=== WRITTEN PROBLEM ===
Transcribe the whole listing without a single picture.
╭──
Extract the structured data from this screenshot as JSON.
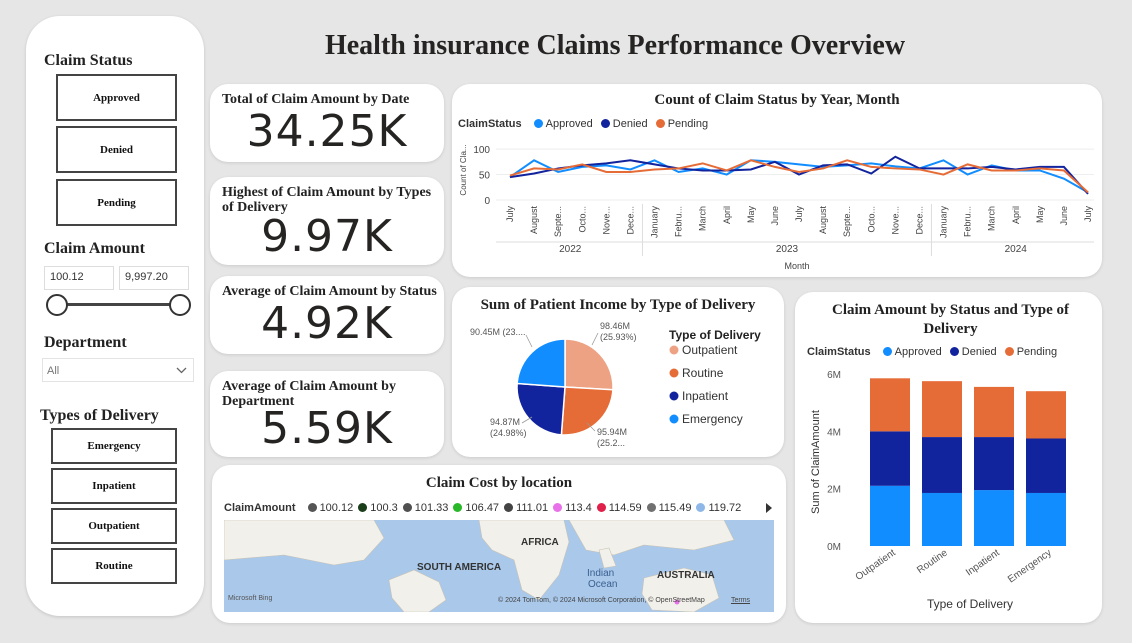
{
  "dashboard_title": "Health insurance Claims Performance Overview",
  "sidebar": {
    "claim_status_heading": "Claim Status",
    "claim_status_options": [
      "Approved",
      "Denied",
      "Pending"
    ],
    "claim_amount_heading": "Claim Amount",
    "claim_amount_min": "100.12",
    "claim_amount_max": "9,997.20",
    "department_heading": "Department",
    "department_selected": "All",
    "delivery_heading": "Types of Delivery",
    "delivery_options": [
      "Emergency",
      "Inpatient",
      "Outpatient",
      "Routine"
    ]
  },
  "kpis": [
    {
      "title": "Total of Claim Amount by Date",
      "value": "34.25K"
    },
    {
      "title": "Highest of Claim Amount by Types of Delivery",
      "value": "9.97K"
    },
    {
      "title": "Average of Claim Amount by Status",
      "value": "4.92K"
    },
    {
      "title": "Average of Claim Amount by Department",
      "value": "5.59K"
    }
  ],
  "colors": {
    "approved": "#118dff",
    "denied": "#12239e",
    "pending": "#e66c37",
    "outpatient": "#eda383",
    "routine": "#e66c37",
    "inpatient": "#12239e",
    "emergency": "#118dff"
  },
  "map": {
    "title": "Claim Cost by location",
    "legend_label": "ClaimAmount",
    "legend_items": [
      {
        "label": "100.12",
        "color": "#555555"
      },
      {
        "label": "100.3",
        "color": "#1a3d1a"
      },
      {
        "label": "101.33",
        "color": "#505050"
      },
      {
        "label": "106.47",
        "color": "#28b828"
      },
      {
        "label": "111.01",
        "color": "#444444"
      },
      {
        "label": "113.4",
        "color": "#e870e8"
      },
      {
        "label": "114.59",
        "color": "#e0204a"
      },
      {
        "label": "115.49",
        "color": "#707070"
      },
      {
        "label": "119.72",
        "color": "#8fb8e8"
      }
    ],
    "labels": {
      "africa": "AFRICA",
      "south_america": "SOUTH AMERICA",
      "indian_ocean_1": "Indian",
      "indian_ocean_2": "Ocean",
      "australia": "AUSTRALIA"
    },
    "attribution": "© 2024 TomTom, © 2024 Microsoft Corporation, © OpenStreetMap",
    "terms": "Terms",
    "logo": "Microsoft Bing"
  },
  "chart_data": [
    {
      "type": "line",
      "title": "Count of Claim Status by Year, Month",
      "legend_title": "ClaimStatus",
      "xlabel": "Month",
      "ylabel": "Count of Cla...",
      "yticks": [
        0,
        50,
        100
      ],
      "ylim": [
        0,
        110
      ],
      "x": [
        "July",
        "August",
        "Septe...",
        "Octo...",
        "Nove...",
        "Dece...",
        "January",
        "Febru...",
        "March",
        "April",
        "May",
        "June",
        "July",
        "August",
        "Septe...",
        "Octo...",
        "Nove...",
        "Dece...",
        "January",
        "Febru...",
        "March",
        "April",
        "May",
        "June",
        "July"
      ],
      "years": [
        {
          "label": "2022",
          "span": [
            0,
            5
          ]
        },
        {
          "label": "2023",
          "span": [
            6,
            17
          ]
        },
        {
          "label": "2024",
          "span": [
            18,
            24
          ]
        }
      ],
      "series": [
        {
          "name": "Approved",
          "color": "#118dff",
          "values": [
            45,
            78,
            55,
            65,
            68,
            60,
            78,
            55,
            62,
            50,
            78,
            75,
            70,
            65,
            68,
            72,
            66,
            62,
            78,
            50,
            68,
            58,
            58,
            42,
            15
          ]
        },
        {
          "name": "Denied",
          "color": "#12239e",
          "values": [
            45,
            52,
            62,
            68,
            72,
            78,
            70,
            62,
            58,
            58,
            60,
            75,
            50,
            68,
            70,
            52,
            85,
            62,
            62,
            62,
            65,
            60,
            65,
            65,
            12
          ]
        },
        {
          "name": "Pending",
          "color": "#e66c37",
          "values": [
            48,
            62,
            60,
            70,
            55,
            55,
            60,
            62,
            72,
            58,
            78,
            65,
            55,
            62,
            78,
            65,
            62,
            60,
            50,
            70,
            58,
            58,
            62,
            58,
            15
          ]
        }
      ]
    },
    {
      "type": "pie",
      "title": "Sum of Patient Income by Type of Delivery",
      "legend_title": "Type of Delivery",
      "slices": [
        {
          "name": "Outpatient",
          "value": 98.46,
          "label": "98.46M",
          "pct": "(25.93%)",
          "color": "#eda383"
        },
        {
          "name": "Routine",
          "value": 95.94,
          "label": "95.94M",
          "pct": "(25.2...",
          "color": "#e66c37"
        },
        {
          "name": "Inpatient",
          "value": 94.87,
          "label": "94.87M",
          "pct": "(24.98%)",
          "color": "#12239e"
        },
        {
          "name": "Emergency",
          "value": 90.45,
          "label": "90.45M",
          "pct": "(23....",
          "color": "#118dff"
        }
      ]
    },
    {
      "type": "bar",
      "stacked": true,
      "title": "Claim Amount by Status and Type of Delivery",
      "legend_title": "ClaimStatus",
      "xlabel": "Type of Delivery",
      "ylabel": "Sum of ClaimAmount",
      "categories": [
        "Outpatient",
        "Routine",
        "Inpatient",
        "Emergency"
      ],
      "yticks": [
        "0M",
        "2M",
        "4M",
        "6M"
      ],
      "ylim": [
        0,
        6
      ],
      "series": [
        {
          "name": "Approved",
          "color": "#118dff",
          "values": [
            2.1,
            1.85,
            1.95,
            1.85
          ]
        },
        {
          "name": "Denied",
          "color": "#12239e",
          "values": [
            1.9,
            1.95,
            1.85,
            1.9
          ]
        },
        {
          "name": "Pending",
          "color": "#e66c37",
          "values": [
            1.85,
            1.95,
            1.75,
            1.65
          ]
        }
      ]
    }
  ]
}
╰──
=== CORRECT RESULT ===
Extract the structured data from this screenshot as JSON.
{
  "dashboard_title": "Health insurance Claims Performance Overview",
  "sidebar": {
    "claim_status_heading": "Claim Status",
    "claim_status_options": [
      "Approved",
      "Denied",
      "Pending"
    ],
    "claim_amount_heading": "Claim Amount",
    "claim_amount_min": "100.12",
    "claim_amount_max": "9,997.20",
    "department_heading": "Department",
    "department_selected": "All",
    "delivery_heading": "Types of Delivery",
    "delivery_options": [
      "Emergency",
      "Inpatient",
      "Outpatient",
      "Routine"
    ]
  },
  "kpis": [
    {
      "title": "Total of Claim Amount by Date",
      "value": "34.25K"
    },
    {
      "title": "Highest of Claim Amount by Types of Delivery",
      "value": "9.97K"
    },
    {
      "title": "Average of Claim Amount by Status",
      "value": "4.92K"
    },
    {
      "title": "Average of Claim Amount by Department",
      "value": "5.59K"
    }
  ],
  "colors": {
    "approved": "#118dff",
    "denied": "#12239e",
    "pending": "#e66c37",
    "outpatient": "#eda383",
    "routine": "#e66c37",
    "inpatient": "#12239e",
    "emergency": "#118dff"
  },
  "map": {
    "title": "Claim Cost by location",
    "legend_label": "ClaimAmount",
    "legend_items": [
      {
        "label": "100.12",
        "color": "#555555"
      },
      {
        "label": "100.3",
        "color": "#1a3d1a"
      },
      {
        "label": "101.33",
        "color": "#505050"
      },
      {
        "label": "106.47",
        "color": "#28b828"
      },
      {
        "label": "111.01",
        "color": "#444444"
      },
      {
        "label": "113.4",
        "color": "#e870e8"
      },
      {
        "label": "114.59",
        "color": "#e0204a"
      },
      {
        "label": "115.49",
        "color": "#707070"
      },
      {
        "label": "119.72",
        "color": "#8fb8e8"
      }
    ],
    "labels": {
      "africa": "AFRICA",
      "south_america": "SOUTH AMERICA",
      "indian_ocean_1": "Indian",
      "indian_ocean_2": "Ocean",
      "australia": "AUSTRALIA"
    },
    "attribution": "© 2024 TomTom, © 2024 Microsoft Corporation, © OpenStreetMap",
    "terms": "Terms",
    "logo": "Microsoft Bing"
  },
  "chart_data": [
    {
      "type": "line",
      "title": "Count of Claim Status by Year, Month",
      "legend_title": "ClaimStatus",
      "xlabel": "Month",
      "ylabel": "Count of Cla...",
      "yticks": [
        0,
        50,
        100
      ],
      "ylim": [
        0,
        110
      ],
      "x": [
        "July",
        "August",
        "Septe...",
        "Octo...",
        "Nove...",
        "Dece...",
        "January",
        "Febru...",
        "March",
        "April",
        "May",
        "June",
        "July",
        "August",
        "Septe...",
        "Octo...",
        "Nove...",
        "Dece...",
        "January",
        "Febru...",
        "March",
        "April",
        "May",
        "June",
        "July"
      ],
      "years": [
        {
          "label": "2022",
          "span": [
            0,
            5
          ]
        },
        {
          "label": "2023",
          "span": [
            6,
            17
          ]
        },
        {
          "label": "2024",
          "span": [
            18,
            24
          ]
        }
      ],
      "series": [
        {
          "name": "Approved",
          "color": "#118dff",
          "values": [
            45,
            78,
            55,
            65,
            68,
            60,
            78,
            55,
            62,
            50,
            78,
            75,
            70,
            65,
            68,
            72,
            66,
            62,
            78,
            50,
            68,
            58,
            58,
            42,
            15
          ]
        },
        {
          "name": "Denied",
          "color": "#12239e",
          "values": [
            45,
            52,
            62,
            68,
            72,
            78,
            70,
            62,
            58,
            58,
            60,
            75,
            50,
            68,
            70,
            52,
            85,
            62,
            62,
            62,
            65,
            60,
            65,
            65,
            12
          ]
        },
        {
          "name": "Pending",
          "color": "#e66c37",
          "values": [
            48,
            62,
            60,
            70,
            55,
            55,
            60,
            62,
            72,
            58,
            78,
            65,
            55,
            62,
            78,
            65,
            62,
            60,
            50,
            70,
            58,
            58,
            62,
            58,
            15
          ]
        }
      ]
    },
    {
      "type": "pie",
      "title": "Sum of Patient Income by Type of Delivery",
      "legend_title": "Type of Delivery",
      "slices": [
        {
          "name": "Outpatient",
          "value": 98.46,
          "label": "98.46M",
          "pct": "(25.93%)",
          "color": "#eda383"
        },
        {
          "name": "Routine",
          "value": 95.94,
          "label": "95.94M",
          "pct": "(25.2...",
          "color": "#e66c37"
        },
        {
          "name": "Inpatient",
          "value": 94.87,
          "label": "94.87M",
          "pct": "(24.98%)",
          "color": "#12239e"
        },
        {
          "name": "Emergency",
          "value": 90.45,
          "label": "90.45M",
          "pct": "(23....",
          "color": "#118dff"
        }
      ]
    },
    {
      "type": "bar",
      "stacked": true,
      "title": "Claim Amount by Status and Type of Delivery",
      "legend_title": "ClaimStatus",
      "xlabel": "Type of Delivery",
      "ylabel": "Sum of ClaimAmount",
      "categories": [
        "Outpatient",
        "Routine",
        "Inpatient",
        "Emergency"
      ],
      "yticks": [
        "0M",
        "2M",
        "4M",
        "6M"
      ],
      "ylim": [
        0,
        6
      ],
      "series": [
        {
          "name": "Approved",
          "color": "#118dff",
          "values": [
            2.1,
            1.85,
            1.95,
            1.85
          ]
        },
        {
          "name": "Denied",
          "color": "#12239e",
          "values": [
            1.9,
            1.95,
            1.85,
            1.9
          ]
        },
        {
          "name": "Pending",
          "color": "#e66c37",
          "values": [
            1.85,
            1.95,
            1.75,
            1.65
          ]
        }
      ]
    }
  ]
}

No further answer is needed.